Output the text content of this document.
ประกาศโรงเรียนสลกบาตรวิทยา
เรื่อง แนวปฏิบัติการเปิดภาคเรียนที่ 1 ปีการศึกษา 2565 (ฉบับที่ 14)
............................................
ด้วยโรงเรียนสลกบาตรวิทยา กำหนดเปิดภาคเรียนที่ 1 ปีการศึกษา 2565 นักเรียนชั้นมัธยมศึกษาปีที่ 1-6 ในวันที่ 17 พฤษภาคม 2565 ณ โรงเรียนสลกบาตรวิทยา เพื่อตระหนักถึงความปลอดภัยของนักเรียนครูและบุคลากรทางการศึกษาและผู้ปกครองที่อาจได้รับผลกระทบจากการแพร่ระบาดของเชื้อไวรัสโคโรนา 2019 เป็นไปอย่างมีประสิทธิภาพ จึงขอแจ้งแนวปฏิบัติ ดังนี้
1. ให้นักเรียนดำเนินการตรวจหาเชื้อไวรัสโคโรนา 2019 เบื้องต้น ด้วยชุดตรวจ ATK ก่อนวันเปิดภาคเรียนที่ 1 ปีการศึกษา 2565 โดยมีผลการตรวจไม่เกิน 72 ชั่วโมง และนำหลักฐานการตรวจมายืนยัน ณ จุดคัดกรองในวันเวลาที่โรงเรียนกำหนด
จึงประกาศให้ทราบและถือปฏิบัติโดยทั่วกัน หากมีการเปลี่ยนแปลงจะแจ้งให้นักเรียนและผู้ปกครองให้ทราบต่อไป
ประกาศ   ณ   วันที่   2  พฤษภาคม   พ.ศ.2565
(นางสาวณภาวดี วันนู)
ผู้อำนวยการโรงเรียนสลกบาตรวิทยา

* * * * * * * * *

Retype the material above, line by line, exactly.

Output the text content of this document.
ประกาศโรงเรียนสลกบาตรวิทยา
เรื่อง แนวปฏิบัติการเปิดภาคเรียนที่ 1 ปีการศึกษา 2565 (ฉบับที่ 14)
............................................
ด้วยโรงเรียนสลกบาตรวิทยา กำหนดเปิดภาคเรียนที่ 1 ปีการศึกษา 2565 นักเรียนชั้นมัธยมศึกษาปีที่ 1-6 ในวันที่ 17 พฤษภาคม 2565 ณ โรงเรียนสลกบาตรวิทยา เพื่อตระหนักถึงความปลอดภัยของนักเรียนครูและบุคลากรทางการศึกษาและผู้ปกครองที่อาจได้รับผลกระทบจากการแพร่ระบาดของเชื้อไวรัสโคโรนา 2019 เป็นไปอย่างมีประสิทธิภาพ จึงขอแจ้งแนวปฏิบัติ ดังนี้
1. ให้นักเรียนดำเนินการตรวจหาเชื้อไวรัสโคโรนา 2019 เบื้องต้น ด้วยชุดตรวจ ATK ก่อนวันเปิดภาคเรียนที่ 1 ปีการศึกษา 2565 โดยมีผลการตรวจไม่เกิน 72 ชั่วโมง และนำหลักฐานการตรวจมายืนยัน ณ จุดคัดกรองในวันเวลาที่โรงเรียนกำหนด
จึงประกาศให้ทราบและถือปฏิบัติโดยทั่วกัน หากมีการเปลี่ยนแปลงจะแจ้งให้นักเรียนและผู้ปกครองให้ทราบต่อไป
ประกาศ   ณ   วันที่   2  พฤษภาคม   พ.ศ.2565
(นางสาวณภาวดี วันนู)
ผู้อำนวยการโรงเรียนสลกบาตรวิทยา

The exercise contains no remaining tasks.